Stored records:
----------------
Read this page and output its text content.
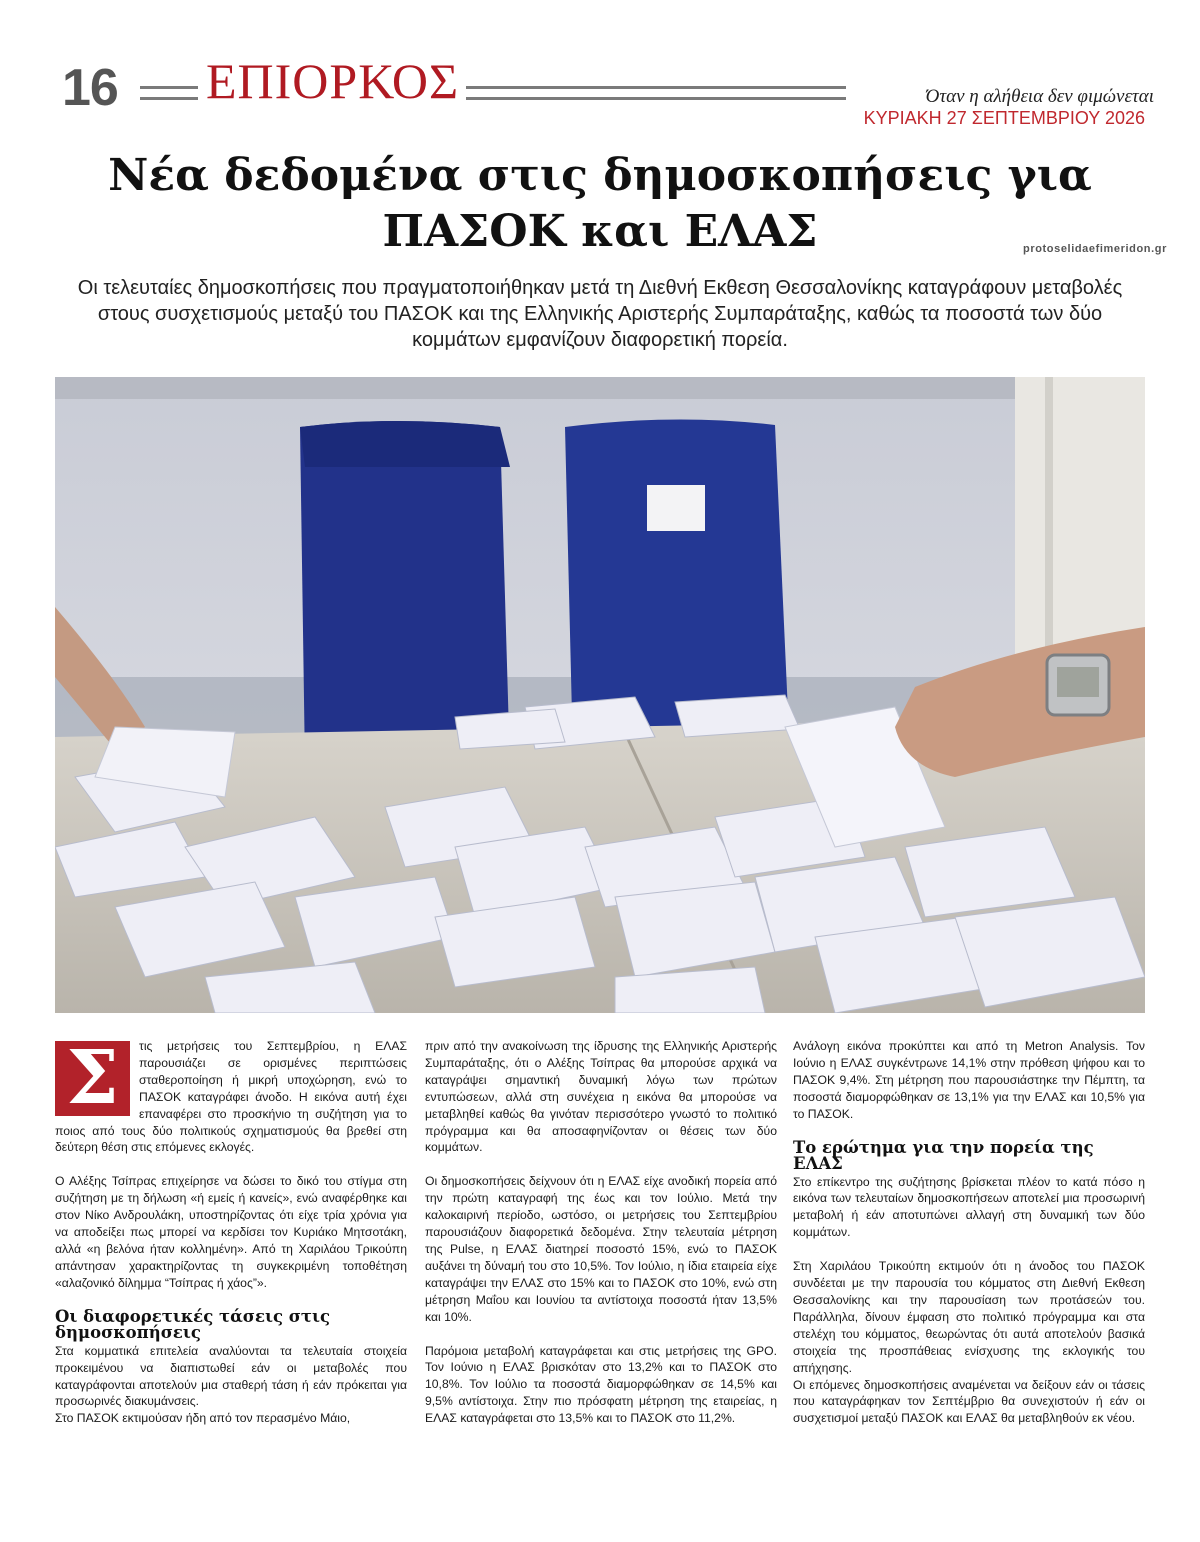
16 ΕΠΙΟΡΚΟΣ	Όταν η αλήθεια δεν φιμώνεται
ΚΥΡΙΑΚΗ 27 ΣΕΠΤΕΜΒΡΙΟΥ 2026
Νέα δεδομένα στις δημοσκοπήσεις για
ΠΑΣΟΚ και ΕΛΑΣ	protoselidaefimeridon.gr
Οι τελευταίες δημοσκοπήσεις που πραγματοποιήθηκαν μετά τη Διεθνή Εκθεση Θεσσαλονίκης καταγράφουν μεταβολές στους συσχετισμούς μεταξύ του ΠΑΣΟΚ και της Ελληνικής Αριστερής Συμπαράταξης, καθώς τα ποσοστά των δύο κομμάτων εμφανίζουν διαφορετική πορεία.
Σ	τις μετρήσεις του Σεπτεμβρίου, η ΕΛΑΣ παρουσιάζει σε ορισμένες περιπτώσεις σταθεροποίηση ή μικρή υποχώρηση, ενώ το ΠΑΣΟΚ καταγράφει άνοδο. Η εικόνα αυτή έχει επαναφέρει στο προσκήνιο τη συζήτηση για το ποιος από τους δύο πολιτικούς σχηματισμούς θα βρεθεί στη δεύτερη θέση στις επόμενες εκλογές.

Ο Αλέξης Τσίπρας επιχείρησε να δώσει το δικό του στίγμα στη συζήτηση με τη δήλωση «ή εμείς ή κανείς», ενώ αναφέρθηκε και στον Νίκο Ανδρουλάκη, υποστηρίζοντας ότι είχε τρία χρόνια για να αποδείξει πως μπορεί να κερδίσει τον Κυριάκο Μητσοτάκη, αλλά «η βελόνα ήταν κολλημένη». Από τη Χαριλάου Τρικούπη απάντησαν χαρακτηρίζοντας τη συγκεκριμένη τοποθέτηση «αλαζονικό δίλημμα “Τσίπρας ή χάος”».

Οι διαφορετικές τάσεις στις δημοσκοπήσεις

Στα κομματικά επιτελεία αναλύονται τα τελευταία στοιχεία προκειμένου να διαπιστωθεί εάν οι μεταβολές που καταγράφονται αποτελούν μια σταθερή τάση ή εάν πρόκειται για προσωρινές διακυμάνσεις.

Στο ΠΑΣΟΚ εκτιμούσαν ήδη από τον περασμένο Μάιο,

πριν από την ανακοίνωση της ίδρυσης της Ελληνικής Αριστερής Συμπαράταξης, ότι ο Αλέξης Τσίπρας θα μπορούσε αρχικά να καταγράψει σημαντική δυναμική λόγω των πρώτων εντυπώσεων, αλλά στη συνέχεια η εικόνα θα μπορούσε να μεταβληθεί καθώς θα γινόταν περισσότερο γνωστό το πολιτικό πρόγραμμα και θα αποσαφηνίζονταν οι θέσεις των δύο κομμάτων.

Οι δημοσκοπήσεις δείχνουν ότι η ΕΛΑΣ είχε ανοδική πορεία από την πρώτη καταγραφή της έως και τον Ιούλιο. Μετά την καλοκαιρινή περίοδο, ωστόσο, οι μετρήσεις του Σεπτεμβρίου παρουσιάζουν διαφορετικά δεδομένα. Στην τελευταία μέτρηση της Pulse, η ΕΛΑΣ διατηρεί ποσοστό 15%, ενώ το ΠΑΣΟΚ αυξάνει τη δύναμή του στο 10,5%. Τον Ιούλιο, η ίδια εταιρεία είχε καταγράψει την ΕΛΑΣ στο 15% και το ΠΑΣΟΚ στο 10%, ενώ στη μέτρηση Μαΐου και Ιουνίου τα αντίστοιχα ποσοστά ήταν 13,5% και 10%.

Παρόμοια μεταβολή καταγράφεται και στις μετρήσεις της GPO. Τον Ιούνιο η ΕΛΑΣ βρισκόταν στο 13,2% και το ΠΑΣΟΚ στο 10,8%. Τον Ιούλιο τα ποσοστά διαμορφώθηκαν σε 14,5% και 9,5% αντίστοιχα. Στην πιο πρόσφατη μέτρηση της εταιρείας, η ΕΛΑΣ καταγράφεται στο 13,5% και το ΠΑΣΟΚ στο 11,2%.

Ανάλογη εικόνα προκύπτει και από τη Metron Analysis. Τον Ιούνιο η ΕΛΑΣ συγκέντρωνε 14,1% στην πρόθεση ψήφου και το ΠΑΣΟΚ 9,4%. Στη μέτρηση που παρουσιάστηκε την Πέμπτη, τα ποσοστά διαμορφώθηκαν σε 13,1% για την ΕΛΑΣ και 10,5% για το ΠΑΣΟΚ.

Το ερώτημα για την πορεία της ΕΛΑΣ

Στο επίκεντρο της συζήτησης βρίσκεται πλέον το κατά πόσο η εικόνα των τελευταίων δημοσκοπήσεων αποτελεί μια προσωρινή μεταβολή ή εάν αποτυπώνει αλλαγή στη δυναμική των δύο κομμάτων.

Στη Χαριλάου Τρικούπη εκτιμούν ότι η άνοδος του ΠΑΣΟΚ συνδέεται με την παρουσία του κόμματος στη Διεθνή Εκθεση Θεσσαλονίκης και την παρουσίαση των προτάσεών του. Παράλληλα, δίνουν έμφαση στο πολιτικό πρόγραμμα και στα στελέχη του κόμματος, θεωρώντας ότι αυτά αποτελούν βασικά στοιχεία της προσπάθειας ενίσχυσης της εκλογικής του απήχησης.

Οι επόμενες δημοσκοπήσεις αναμένεται να δείξουν εάν οι τάσεις που καταγράφηκαν τον Σεπτέμβριο θα συνεχιστούν ή εάν οι συσχετισμοί μεταξύ ΠΑΣΟΚ και ΕΛΑΣ θα μεταβληθούν εκ νέου.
----------------
• _YOUR TASK_:
Search the material above for "Διεθνή". Pull out each line where it shows up.

• _RESULT OF THIS EXERCISE_:
Οι τελευταίες δημοσκοπήσεις που πραγματοποιήθηκαν μετά τη Διεθνή Εκθεση Θεσσαλονίκης καταγράφουν μεταβολές στους συσχετισμούς μεταξύ του ΠΑΣΟΚ και της Ελληνικής Αριστερής Συμπαράταξης, καθώς τα ποσοστά των δύο κομμάτων εμφανίζουν διαφορετική πορεία.
Στη Χαριλάου Τρικούπη εκτιμούν ότι η άνοδος του ΠΑΣΟΚ συνδέεται με την παρουσία του κόμματος στη Διεθνή Εκθεση Θεσσαλονίκης και την παρουσίαση των προτάσεών του. Παράλληλα, δίνουν έμφαση στο πολιτικό πρόγραμμα και στα στελέχη του κόμματος, θεωρώντας ότι αυτά αποτελούν βασικά στοιχεία της προσπάθειας ενίσχυσης της εκλογικής του απήχησης.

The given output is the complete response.